- AIM
Your job is to restate each entry word for word.

-------- INPUT MATERIAL --------

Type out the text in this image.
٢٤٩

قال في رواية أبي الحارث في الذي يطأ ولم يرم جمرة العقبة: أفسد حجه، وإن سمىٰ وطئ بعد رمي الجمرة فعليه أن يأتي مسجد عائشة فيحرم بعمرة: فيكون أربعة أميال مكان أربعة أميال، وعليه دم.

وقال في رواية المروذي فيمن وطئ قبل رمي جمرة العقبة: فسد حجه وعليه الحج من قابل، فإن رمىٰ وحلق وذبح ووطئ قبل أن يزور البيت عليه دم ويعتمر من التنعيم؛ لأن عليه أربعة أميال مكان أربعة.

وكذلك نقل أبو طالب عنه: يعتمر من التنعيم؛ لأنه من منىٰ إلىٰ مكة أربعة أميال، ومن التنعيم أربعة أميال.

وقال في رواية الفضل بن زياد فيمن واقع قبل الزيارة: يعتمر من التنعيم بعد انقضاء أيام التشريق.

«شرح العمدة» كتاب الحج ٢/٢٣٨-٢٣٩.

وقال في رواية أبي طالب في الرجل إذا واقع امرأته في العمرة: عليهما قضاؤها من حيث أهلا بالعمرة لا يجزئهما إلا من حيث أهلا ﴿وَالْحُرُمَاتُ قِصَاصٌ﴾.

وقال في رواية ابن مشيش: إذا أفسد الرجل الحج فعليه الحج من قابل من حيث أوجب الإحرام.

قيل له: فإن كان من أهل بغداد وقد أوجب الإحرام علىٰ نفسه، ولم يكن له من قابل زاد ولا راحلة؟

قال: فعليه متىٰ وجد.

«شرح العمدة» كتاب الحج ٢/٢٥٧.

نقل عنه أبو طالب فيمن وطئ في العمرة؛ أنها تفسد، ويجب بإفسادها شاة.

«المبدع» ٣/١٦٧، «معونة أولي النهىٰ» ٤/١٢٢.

--------

- RESPONSE TO THE TASK
Type out the text in this image.
٢٤٩

قال في رواية أبي الحارث في الذي يطأ ولم يرم جمرة العقبة: أفسد حجه، وإن سمىٰ وطئ بعد رمي الجمرة فعليه أن يأتي مسجد عائشة فيحرم بعمرة: فيكون أربعة أميال مكان أربعة أميال، وعليه دم.

وقال في رواية المروذي فيمن وطئ قبل رمي جمرة العقبة: فسد حجه وعليه الحج من قابل، فإن رمىٰ وحلق وذبح ووطئ قبل أن يزور البيت عليه دم ويعتمر من التنعيم؛ لأن عليه أربعة أميال مكان أربعة.

وكذلك نقل أبو طالب عنه: يعتمر من التنعيم؛ لأنه من منىٰ إلىٰ مكة أربعة أميال، ومن التنعيم أربعة أميال.

وقال في رواية الفضل بن زياد فيمن واقع قبل الزيارة: يعتمر من التنعيم بعد انقضاء أيام التشريق.

«شرح العمدة» كتاب الحج ٢/٢٣٨-٢٣٩.

وقال في رواية أبي طالب في الرجل إذا واقع امرأته في العمرة: عليهما قضاؤها من حيث أهلا بالعمرة لا يجزئهما إلا من حيث أهلا ﴿وَالْحُرُمَاتُ قِصَاصٌ﴾.

وقال في رواية ابن مشيش: إذا أفسد الرجل الحج فعليه الحج من قابل من حيث أوجب الإحرام.

قيل له: فإن كان من أهل بغداد وقد أوجب الإحرام علىٰ نفسه، ولم يكن له من قابل زاد ولا راحلة؟

قال: فعليه متىٰ وجد.

«شرح العمدة» كتاب الحج ٢/٢٥٧.

نقل عنه أبو طالب فيمن وطئ في العمرة؛ أنها تفسد، ويجب بإفسادها شاة.

«المبدع» ٣/١٦٧، «معونة أولي النهىٰ» ٤/١٢٢.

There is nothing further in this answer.